■ Exercise instructions ■
Reproduce every one of the records below word for word, but leave out the pictures.

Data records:

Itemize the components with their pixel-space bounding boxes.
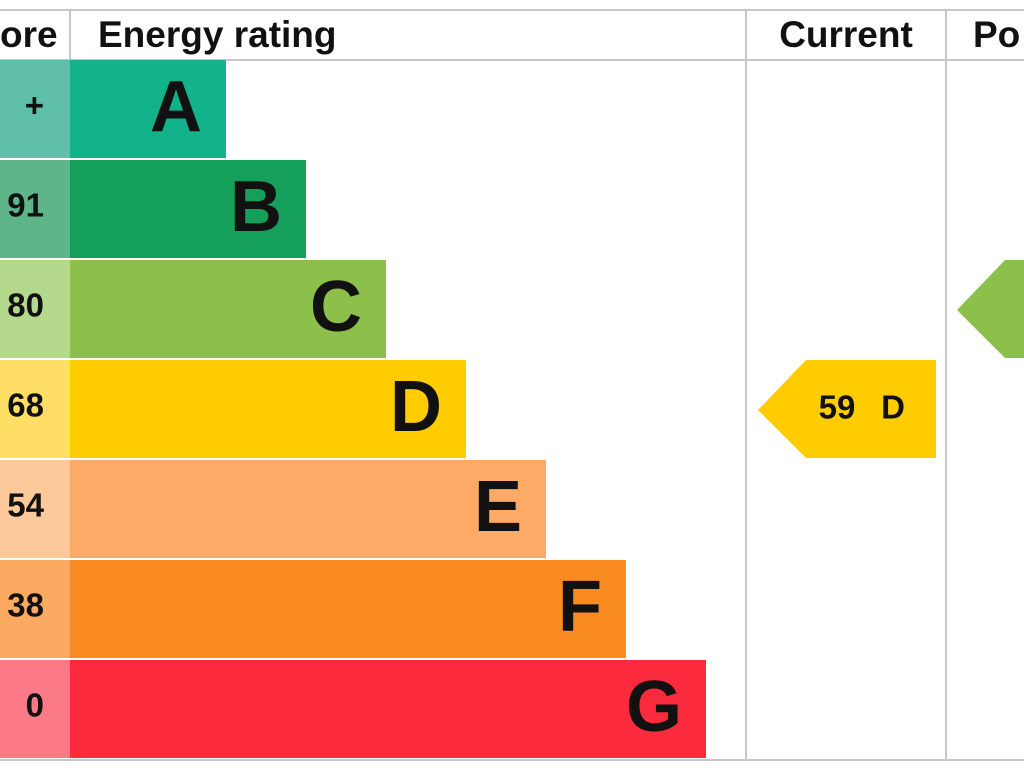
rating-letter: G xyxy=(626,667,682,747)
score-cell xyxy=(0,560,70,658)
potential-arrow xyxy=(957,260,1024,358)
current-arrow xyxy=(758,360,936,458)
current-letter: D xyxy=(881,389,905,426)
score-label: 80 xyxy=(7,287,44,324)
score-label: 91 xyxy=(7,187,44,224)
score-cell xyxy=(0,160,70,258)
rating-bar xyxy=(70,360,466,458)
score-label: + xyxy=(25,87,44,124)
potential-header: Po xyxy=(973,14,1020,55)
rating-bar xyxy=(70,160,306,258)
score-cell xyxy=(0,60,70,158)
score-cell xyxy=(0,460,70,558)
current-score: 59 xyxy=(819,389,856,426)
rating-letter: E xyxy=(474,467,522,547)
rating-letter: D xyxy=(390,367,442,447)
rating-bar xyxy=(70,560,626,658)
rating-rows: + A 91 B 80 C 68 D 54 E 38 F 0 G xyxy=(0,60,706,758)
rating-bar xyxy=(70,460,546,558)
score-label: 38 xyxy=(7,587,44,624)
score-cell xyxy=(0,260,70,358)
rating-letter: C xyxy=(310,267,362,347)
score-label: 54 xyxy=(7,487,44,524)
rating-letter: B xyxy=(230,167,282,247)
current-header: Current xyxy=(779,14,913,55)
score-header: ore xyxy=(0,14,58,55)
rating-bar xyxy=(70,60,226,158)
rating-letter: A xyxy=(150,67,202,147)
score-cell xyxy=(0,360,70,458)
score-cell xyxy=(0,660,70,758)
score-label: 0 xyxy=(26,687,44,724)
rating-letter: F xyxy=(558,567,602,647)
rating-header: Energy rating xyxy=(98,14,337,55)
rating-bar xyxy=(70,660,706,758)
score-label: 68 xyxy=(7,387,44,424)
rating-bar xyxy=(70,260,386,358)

■ Output for this task ■
Itemize the components with their pixel-space bounding boxes.
rating-letter: G xyxy=(626,667,682,747)
score-cell xyxy=(0,560,70,658)
potential-arrow xyxy=(957,260,1024,358)
current-arrow xyxy=(758,360,936,458)
current-letter: D xyxy=(881,389,905,426)
score-label: 80 xyxy=(7,287,44,324)
score-label: 91 xyxy=(7,187,44,224)
score-cell xyxy=(0,160,70,258)
rating-bar xyxy=(70,360,466,458)
score-label: + xyxy=(25,87,44,124)
potential-header: Po xyxy=(973,14,1020,55)
rating-bar xyxy=(70,160,306,258)
score-cell xyxy=(0,60,70,158)
score-cell xyxy=(0,460,70,558)
current-score: 59 xyxy=(819,389,856,426)
rating-letter: E xyxy=(474,467,522,547)
rating-letter: D xyxy=(390,367,442,447)
rating-bar xyxy=(70,560,626,658)
rating-rows: + A 91 B 80 C 68 D 54 E 38 F 0 G xyxy=(0,60,706,758)
rating-bar xyxy=(70,460,546,558)
score-label: 38 xyxy=(7,587,44,624)
score-cell xyxy=(0,260,70,358)
rating-letter: C xyxy=(310,267,362,347)
score-label: 54 xyxy=(7,487,44,524)
rating-letter: B xyxy=(230,167,282,247)
current-header: Current xyxy=(779,14,913,55)
score-header: ore xyxy=(0,14,58,55)
rating-bar xyxy=(70,60,226,158)
rating-letter: A xyxy=(150,67,202,147)
score-cell xyxy=(0,360,70,458)
score-cell xyxy=(0,660,70,758)
score-label: 0 xyxy=(26,687,44,724)
rating-letter: F xyxy=(558,567,602,647)
rating-header: Energy rating xyxy=(98,14,337,55)
rating-bar xyxy=(70,660,706,758)
score-label: 68 xyxy=(7,387,44,424)
rating-bar xyxy=(70,260,386,358)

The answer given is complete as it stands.